#### TO DO
Each entry below is to be extracted exactly.

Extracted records
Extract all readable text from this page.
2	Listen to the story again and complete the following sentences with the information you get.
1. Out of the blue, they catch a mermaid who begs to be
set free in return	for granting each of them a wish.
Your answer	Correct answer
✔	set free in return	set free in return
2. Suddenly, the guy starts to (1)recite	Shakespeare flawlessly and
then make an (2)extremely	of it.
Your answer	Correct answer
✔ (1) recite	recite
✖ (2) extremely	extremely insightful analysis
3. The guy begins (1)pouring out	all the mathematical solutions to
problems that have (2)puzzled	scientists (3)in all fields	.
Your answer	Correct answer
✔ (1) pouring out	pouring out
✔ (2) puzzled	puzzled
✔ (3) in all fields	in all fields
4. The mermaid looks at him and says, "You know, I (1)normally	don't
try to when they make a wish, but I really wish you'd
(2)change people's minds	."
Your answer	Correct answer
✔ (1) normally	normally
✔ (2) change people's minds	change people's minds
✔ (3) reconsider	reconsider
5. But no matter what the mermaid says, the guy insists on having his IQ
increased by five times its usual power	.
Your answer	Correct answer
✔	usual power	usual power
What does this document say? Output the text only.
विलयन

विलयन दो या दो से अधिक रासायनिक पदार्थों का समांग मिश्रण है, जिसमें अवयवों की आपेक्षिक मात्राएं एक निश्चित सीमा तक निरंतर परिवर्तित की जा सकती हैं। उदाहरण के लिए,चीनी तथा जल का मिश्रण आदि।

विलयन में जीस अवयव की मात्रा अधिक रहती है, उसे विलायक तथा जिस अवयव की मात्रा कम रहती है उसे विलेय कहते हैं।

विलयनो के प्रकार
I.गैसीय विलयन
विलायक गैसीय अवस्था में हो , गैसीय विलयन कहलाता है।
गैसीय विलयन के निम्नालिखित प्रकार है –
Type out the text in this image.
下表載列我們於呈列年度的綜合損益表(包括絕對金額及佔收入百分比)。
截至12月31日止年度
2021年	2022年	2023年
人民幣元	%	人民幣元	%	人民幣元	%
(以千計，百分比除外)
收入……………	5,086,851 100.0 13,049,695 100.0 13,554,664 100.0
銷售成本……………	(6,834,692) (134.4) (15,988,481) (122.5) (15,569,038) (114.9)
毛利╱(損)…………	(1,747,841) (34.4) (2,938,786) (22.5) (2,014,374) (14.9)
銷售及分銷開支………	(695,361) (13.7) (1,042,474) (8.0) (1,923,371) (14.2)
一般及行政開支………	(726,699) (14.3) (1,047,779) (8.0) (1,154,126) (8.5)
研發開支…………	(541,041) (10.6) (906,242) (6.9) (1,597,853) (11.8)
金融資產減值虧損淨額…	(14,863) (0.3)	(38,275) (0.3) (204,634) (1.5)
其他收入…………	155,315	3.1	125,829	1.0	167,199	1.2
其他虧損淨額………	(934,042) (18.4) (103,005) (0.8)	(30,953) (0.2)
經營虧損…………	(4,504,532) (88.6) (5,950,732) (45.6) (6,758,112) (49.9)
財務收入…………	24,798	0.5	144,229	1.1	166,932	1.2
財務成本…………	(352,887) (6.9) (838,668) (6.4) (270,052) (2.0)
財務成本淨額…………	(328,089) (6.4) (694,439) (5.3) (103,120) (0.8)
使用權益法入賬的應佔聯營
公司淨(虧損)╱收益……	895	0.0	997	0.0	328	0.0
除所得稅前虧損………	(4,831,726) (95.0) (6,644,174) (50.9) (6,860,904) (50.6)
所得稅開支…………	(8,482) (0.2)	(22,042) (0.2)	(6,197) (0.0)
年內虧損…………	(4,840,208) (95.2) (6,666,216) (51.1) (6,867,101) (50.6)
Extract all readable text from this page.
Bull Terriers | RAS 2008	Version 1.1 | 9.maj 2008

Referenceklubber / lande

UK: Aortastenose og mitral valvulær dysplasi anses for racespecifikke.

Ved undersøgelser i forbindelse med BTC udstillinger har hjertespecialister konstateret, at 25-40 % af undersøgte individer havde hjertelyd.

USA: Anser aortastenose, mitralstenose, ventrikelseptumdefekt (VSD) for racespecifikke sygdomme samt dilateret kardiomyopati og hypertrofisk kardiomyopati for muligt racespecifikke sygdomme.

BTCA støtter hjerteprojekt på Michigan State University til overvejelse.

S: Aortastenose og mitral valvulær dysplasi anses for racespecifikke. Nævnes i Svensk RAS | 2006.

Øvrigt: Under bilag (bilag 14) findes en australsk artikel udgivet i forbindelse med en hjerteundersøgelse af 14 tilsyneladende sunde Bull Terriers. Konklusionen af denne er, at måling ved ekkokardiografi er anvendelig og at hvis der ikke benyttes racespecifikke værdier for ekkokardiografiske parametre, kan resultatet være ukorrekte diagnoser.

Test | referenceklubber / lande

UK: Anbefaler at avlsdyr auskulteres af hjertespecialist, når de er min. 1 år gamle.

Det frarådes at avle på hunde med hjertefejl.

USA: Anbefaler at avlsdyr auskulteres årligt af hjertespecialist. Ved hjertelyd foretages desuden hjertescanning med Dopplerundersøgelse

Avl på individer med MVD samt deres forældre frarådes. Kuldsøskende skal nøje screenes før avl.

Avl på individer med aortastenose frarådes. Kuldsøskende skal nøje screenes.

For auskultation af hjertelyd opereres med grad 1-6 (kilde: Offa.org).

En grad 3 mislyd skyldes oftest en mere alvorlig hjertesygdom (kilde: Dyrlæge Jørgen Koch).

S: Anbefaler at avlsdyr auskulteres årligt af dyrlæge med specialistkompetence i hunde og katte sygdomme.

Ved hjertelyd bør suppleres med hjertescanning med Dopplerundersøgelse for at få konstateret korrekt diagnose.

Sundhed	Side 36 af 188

#### RESPONSE FOR THIS EXERCISE
Extract all readable text from this page.
2	Listen to the story again and complete the following sentences with the information you get.
1. Out of the blue, they catch a mermaid who begs to be
set free in return	for granting each of them a wish.
Your answer	Correct answer
✔	set free in return	set free in return
2. Suddenly, the guy starts to (1)recite	Shakespeare flawlessly and
then make an (2)extremely	of it.
Your answer	Correct answer
✔ (1) recite	recite
✖ (2) extremely	extremely insightful analysis
3. The guy begins (1)pouring out	all the mathematical solutions to
problems that have (2)puzzled	scientists (3)in all fields	.
Your answer	Correct answer
✔ (1) pouring out	pouring out
✔ (2) puzzled	puzzled
✔ (3) in all fields	in all fields
4. The mermaid looks at him and says, "You know, I (1)normally	don't
try to when they make a wish, but I really wish you'd
(2)change people's minds	."
Your answer	Correct answer
✔ (1) normally	normally
✔ (2) change people's minds	change people's minds
✔ (3) reconsider	reconsider
5. But no matter what the mermaid says, the guy insists on having his IQ
increased by five times its usual power	.
Your answer	Correct answer
✔	usual power	usual power
What does this document say? Output the text only.
विलयन

विलयन दो या दो से अधिक रासायनिक पदार्थों का समांग मिश्रण है, जिसमें अवयवों की आपेक्षिक मात्राएं एक निश्चित सीमा तक निरंतर परिवर्तित की जा सकती हैं। उदाहरण के लिए,चीनी तथा जल का मिश्रण आदि।

विलयन में जीस अवयव की मात्रा अधिक रहती है, उसे विलायक तथा जिस अवयव की मात्रा कम रहती है उसे विलेय कहते हैं।

विलयनो के प्रकार
I.गैसीय विलयन
विलायक गैसीय अवस्था में हो , गैसीय विलयन कहलाता है।
गैसीय विलयन के निम्नालिखित प्रकार है –
Type out the text in this image.
下表載列我們於呈列年度的綜合損益表(包括絕對金額及佔收入百分比)。
截至12月31日止年度
2021年	2022年	2023年
人民幣元	%	人民幣元	%	人民幣元	%
(以千計，百分比除外)
收入……………	5,086,851 100.0 13,049,695 100.0 13,554,664 100.0
銷售成本……………	(6,834,692) (134.4) (15,988,481) (122.5) (15,569,038) (114.9)
毛利╱(損)…………	(1,747,841) (34.4) (2,938,786) (22.5) (2,014,374) (14.9)
銷售及分銷開支………	(695,361) (13.7) (1,042,474) (8.0) (1,923,371) (14.2)
一般及行政開支………	(726,699) (14.3) (1,047,779) (8.0) (1,154,126) (8.5)
研發開支…………	(541,041) (10.6) (906,242) (6.9) (1,597,853) (11.8)
金融資產減值虧損淨額…	(14,863) (0.3)	(38,275) (0.3) (204,634) (1.5)
其他收入…………	155,315	3.1	125,829	1.0	167,199	1.2
其他虧損淨額………	(934,042) (18.4) (103,005) (0.8)	(30,953) (0.2)
經營虧損…………	(4,504,532) (88.6) (5,950,732) (45.6) (6,758,112) (49.9)
財務收入…………	24,798	0.5	144,229	1.1	166,932	1.2
財務成本…………	(352,887) (6.9) (838,668) (6.4) (270,052) (2.0)
財務成本淨額…………	(328,089) (6.4) (694,439) (5.3) (103,120) (0.8)
使用權益法入賬的應佔聯營
公司淨(虧損)╱收益……	895	0.0	997	0.0	328	0.0
除所得稅前虧損………	(4,831,726) (95.0) (6,644,174) (50.9) (6,860,904) (50.6)
所得稅開支…………	(8,482) (0.2)	(22,042) (0.2)	(6,197) (0.0)
年內虧損…………	(4,840,208) (95.2) (6,666,216) (51.1) (6,867,101) (50.6)
Extract all readable text from this page.
Bull Terriers | RAS 2008	Version 1.1 | 9.maj 2008

Referenceklubber / lande

UK: Aortastenose og mitral valvulær dysplasi anses for racespecifikke.

Ved undersøgelser i forbindelse med BTC udstillinger har hjertespecialister konstateret, at 25-40 % af undersøgte individer havde hjertelyd.

USA: Anser aortastenose, mitralstenose, ventrikelseptumdefekt (VSD) for racespecifikke sygdomme samt dilateret kardiomyopati og hypertrofisk kardiomyopati for muligt racespecifikke sygdomme.

BTCA støtter hjerteprojekt på Michigan State University til overvejelse.

S: Aortastenose og mitral valvulær dysplasi anses for racespecifikke. Nævnes i Svensk RAS | 2006.

Øvrigt: Under bilag (bilag 14) findes en australsk artikel udgivet i forbindelse med en hjerteundersøgelse af 14 tilsyneladende sunde Bull Terriers. Konklusionen af denne er, at måling ved ekkokardiografi er anvendelig og at hvis der ikke benyttes racespecifikke værdier for ekkokardiografiske parametre, kan resultatet være ukorrekte diagnoser.

Test | referenceklubber / lande

UK: Anbefaler at avlsdyr auskulteres af hjertespecialist, når de er min. 1 år gamle.

Det frarådes at avle på hunde med hjertefejl.

USA: Anbefaler at avlsdyr auskulteres årligt af hjertespecialist. Ved hjertelyd foretages desuden hjertescanning med Dopplerundersøgelse

Avl på individer med MVD samt deres forældre frarådes. Kuldsøskende skal nøje screenes før avl.

Avl på individer med aortastenose frarådes. Kuldsøskende skal nøje screenes.

For auskultation af hjertelyd opereres med grad 1-6 (kilde: Offa.org).

En grad 3 mislyd skyldes oftest en mere alvorlig hjertesygdom (kilde: Dyrlæge Jørgen Koch).

S: Anbefaler at avlsdyr auskulteres årligt af dyrlæge med specialistkompetence i hunde og katte sygdomme.

Ved hjertelyd bør suppleres med hjertescanning med Dopplerundersøgelse for at få konstateret korrekt diagnose.

Sundhed	Side 36 af 188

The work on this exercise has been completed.